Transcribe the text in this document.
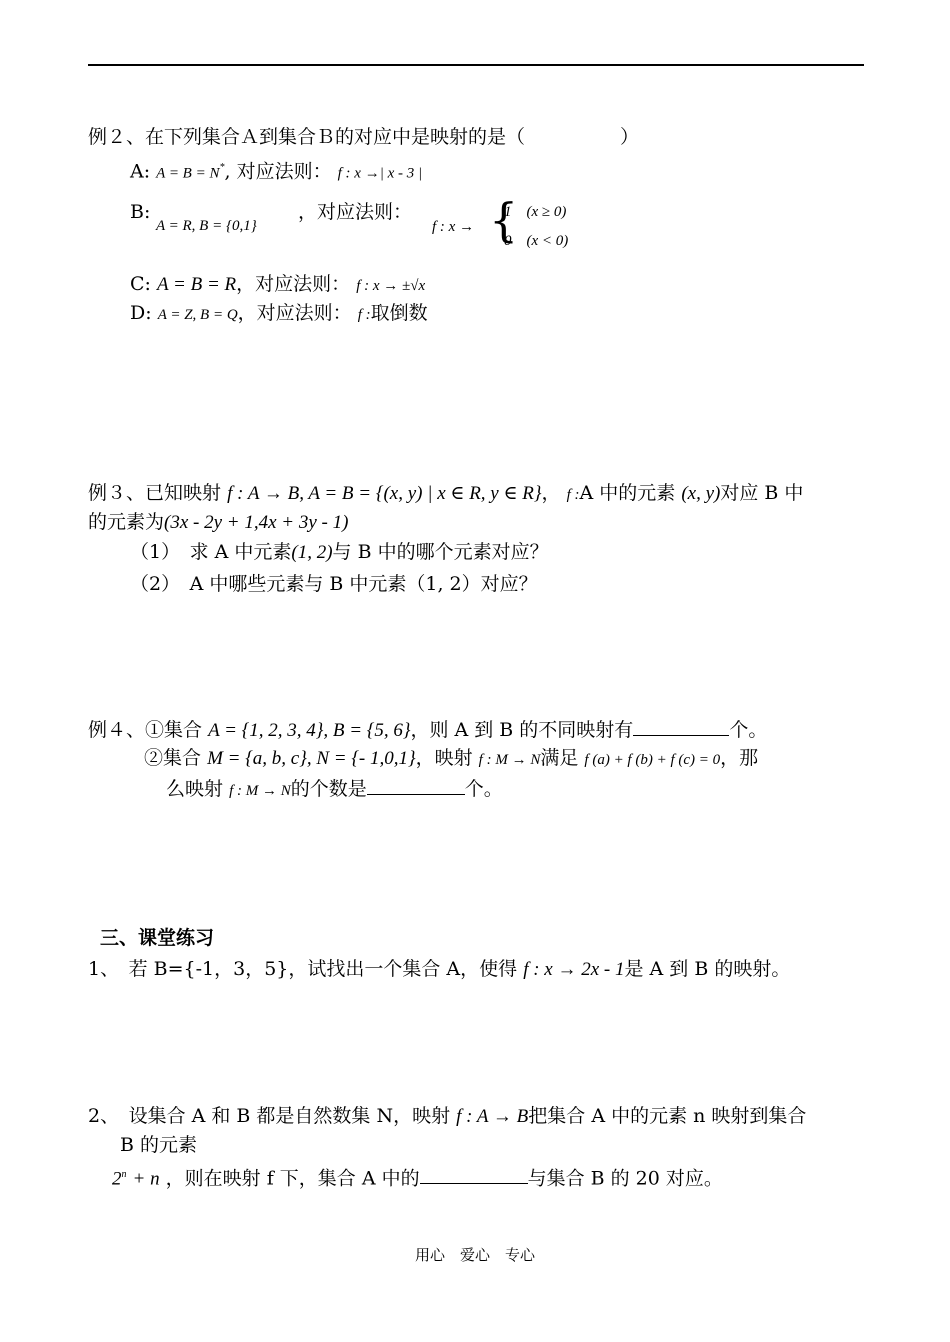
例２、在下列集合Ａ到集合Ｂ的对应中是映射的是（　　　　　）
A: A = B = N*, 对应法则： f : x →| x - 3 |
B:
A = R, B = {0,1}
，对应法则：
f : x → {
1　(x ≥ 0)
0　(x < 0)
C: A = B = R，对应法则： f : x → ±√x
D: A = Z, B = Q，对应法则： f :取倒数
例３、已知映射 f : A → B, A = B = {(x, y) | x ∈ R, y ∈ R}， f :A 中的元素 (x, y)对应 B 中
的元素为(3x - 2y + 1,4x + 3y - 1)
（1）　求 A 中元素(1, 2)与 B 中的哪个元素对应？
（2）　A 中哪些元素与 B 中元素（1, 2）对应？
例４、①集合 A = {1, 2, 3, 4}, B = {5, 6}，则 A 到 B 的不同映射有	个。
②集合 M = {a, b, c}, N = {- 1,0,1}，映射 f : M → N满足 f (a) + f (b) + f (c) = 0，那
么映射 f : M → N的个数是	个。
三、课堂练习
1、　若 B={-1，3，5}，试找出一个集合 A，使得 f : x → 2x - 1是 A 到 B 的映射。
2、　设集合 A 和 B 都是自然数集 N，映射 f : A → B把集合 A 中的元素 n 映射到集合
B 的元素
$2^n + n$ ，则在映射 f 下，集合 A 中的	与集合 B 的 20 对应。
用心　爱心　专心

- - -

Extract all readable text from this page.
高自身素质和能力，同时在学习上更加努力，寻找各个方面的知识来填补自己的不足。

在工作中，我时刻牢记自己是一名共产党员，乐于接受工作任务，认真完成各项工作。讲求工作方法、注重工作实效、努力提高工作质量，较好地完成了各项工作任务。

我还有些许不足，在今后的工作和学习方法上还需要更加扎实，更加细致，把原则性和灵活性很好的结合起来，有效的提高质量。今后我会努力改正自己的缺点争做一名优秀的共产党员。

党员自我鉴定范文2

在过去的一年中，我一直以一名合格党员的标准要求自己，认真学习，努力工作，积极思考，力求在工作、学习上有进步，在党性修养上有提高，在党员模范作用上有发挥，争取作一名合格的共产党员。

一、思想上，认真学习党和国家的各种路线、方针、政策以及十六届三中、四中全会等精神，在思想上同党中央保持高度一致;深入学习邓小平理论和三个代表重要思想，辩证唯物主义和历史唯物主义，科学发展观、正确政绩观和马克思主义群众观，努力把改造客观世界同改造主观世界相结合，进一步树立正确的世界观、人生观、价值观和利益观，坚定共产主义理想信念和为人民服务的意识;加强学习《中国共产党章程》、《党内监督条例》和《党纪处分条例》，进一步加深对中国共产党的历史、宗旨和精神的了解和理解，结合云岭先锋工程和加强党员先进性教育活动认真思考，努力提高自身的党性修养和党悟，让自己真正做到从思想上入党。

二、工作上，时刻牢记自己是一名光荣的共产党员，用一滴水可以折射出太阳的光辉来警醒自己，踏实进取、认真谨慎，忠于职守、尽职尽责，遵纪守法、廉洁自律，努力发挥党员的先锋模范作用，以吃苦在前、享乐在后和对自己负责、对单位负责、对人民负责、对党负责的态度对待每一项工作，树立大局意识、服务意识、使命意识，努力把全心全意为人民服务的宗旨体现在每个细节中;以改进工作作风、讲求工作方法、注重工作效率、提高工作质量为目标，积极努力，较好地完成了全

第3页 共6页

- - -

Count up the lines in the listing that hold the word "对应法则", and give that number only.

4